[Data records]
....

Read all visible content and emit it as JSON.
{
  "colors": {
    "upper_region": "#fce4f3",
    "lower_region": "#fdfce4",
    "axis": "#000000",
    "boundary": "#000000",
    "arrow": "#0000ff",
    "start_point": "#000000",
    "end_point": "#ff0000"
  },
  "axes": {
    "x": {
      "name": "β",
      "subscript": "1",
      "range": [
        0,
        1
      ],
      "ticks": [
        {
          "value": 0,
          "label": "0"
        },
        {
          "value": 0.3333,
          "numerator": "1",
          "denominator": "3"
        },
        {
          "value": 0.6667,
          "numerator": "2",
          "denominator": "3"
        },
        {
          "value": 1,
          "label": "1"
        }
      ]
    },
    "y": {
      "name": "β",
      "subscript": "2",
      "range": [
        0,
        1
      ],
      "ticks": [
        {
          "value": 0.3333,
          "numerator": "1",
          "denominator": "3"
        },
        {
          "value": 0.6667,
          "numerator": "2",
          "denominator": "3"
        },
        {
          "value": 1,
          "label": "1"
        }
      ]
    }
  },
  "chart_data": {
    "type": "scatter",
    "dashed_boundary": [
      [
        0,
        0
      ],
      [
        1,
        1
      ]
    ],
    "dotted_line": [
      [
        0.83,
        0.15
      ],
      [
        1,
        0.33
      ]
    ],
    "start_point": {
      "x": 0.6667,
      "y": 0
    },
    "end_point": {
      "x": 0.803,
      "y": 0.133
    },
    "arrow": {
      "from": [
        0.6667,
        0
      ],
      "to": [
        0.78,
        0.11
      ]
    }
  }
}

....

### WORK INSTRUCTIONS
All of the material must be reproduced exactly.

### FINISHED EXERCISE
Read all visible content and emit it as JSON.
{
  "colors": {
    "upper_region": "#fce4f3",
    "lower_region": "#fdfce4",
    "axis": "#000000",
    "boundary": "#000000",
    "arrow": "#0000ff",
    "start_point": "#000000",
    "end_point": "#ff0000"
  },
  "axes": {
    "x": {
      "name": "β",
      "subscript": "1",
      "range": [
        0,
        1
      ],
      "ticks": [
        {
          "value": 0,
          "label": "0"
        },
        {
          "value": 0.3333,
          "numerator": "1",
          "denominator": "3"
        },
        {
          "value": 0.6667,
          "numerator": "2",
          "denominator": "3"
        },
        {
          "value": 1,
          "label": "1"
        }
      ]
    },
    "y": {
      "name": "β",
      "subscript": "2",
      "range": [
        0,
        1
      ],
      "ticks": [
        {
          "value": 0.3333,
          "numerator": "1",
          "denominator": "3"
        },
        {
          "value": 0.6667,
          "numerator": "2",
          "denominator": "3"
        },
        {
          "value": 1,
          "label": "1"
        }
      ]
    }
  },
  "chart_data": {
    "type": "scatter",
    "dashed_boundary": [
      [
        0,
        0
      ],
      [
        1,
        1
      ]
    ],
    "dotted_line": [
      [
        0.83,
        0.15
      ],
      [
        1,
        0.33
      ]
    ],
    "start_point": {
      "x": 0.6667,
      "y": 0
    },
    "end_point": {
      "x": 0.803,
      "y": 0.133
    },
    "arrow": {
      "from": [
        0.6667,
        0
      ],
      "to": [
        0.78,
        0.11
      ]
    }
  }
}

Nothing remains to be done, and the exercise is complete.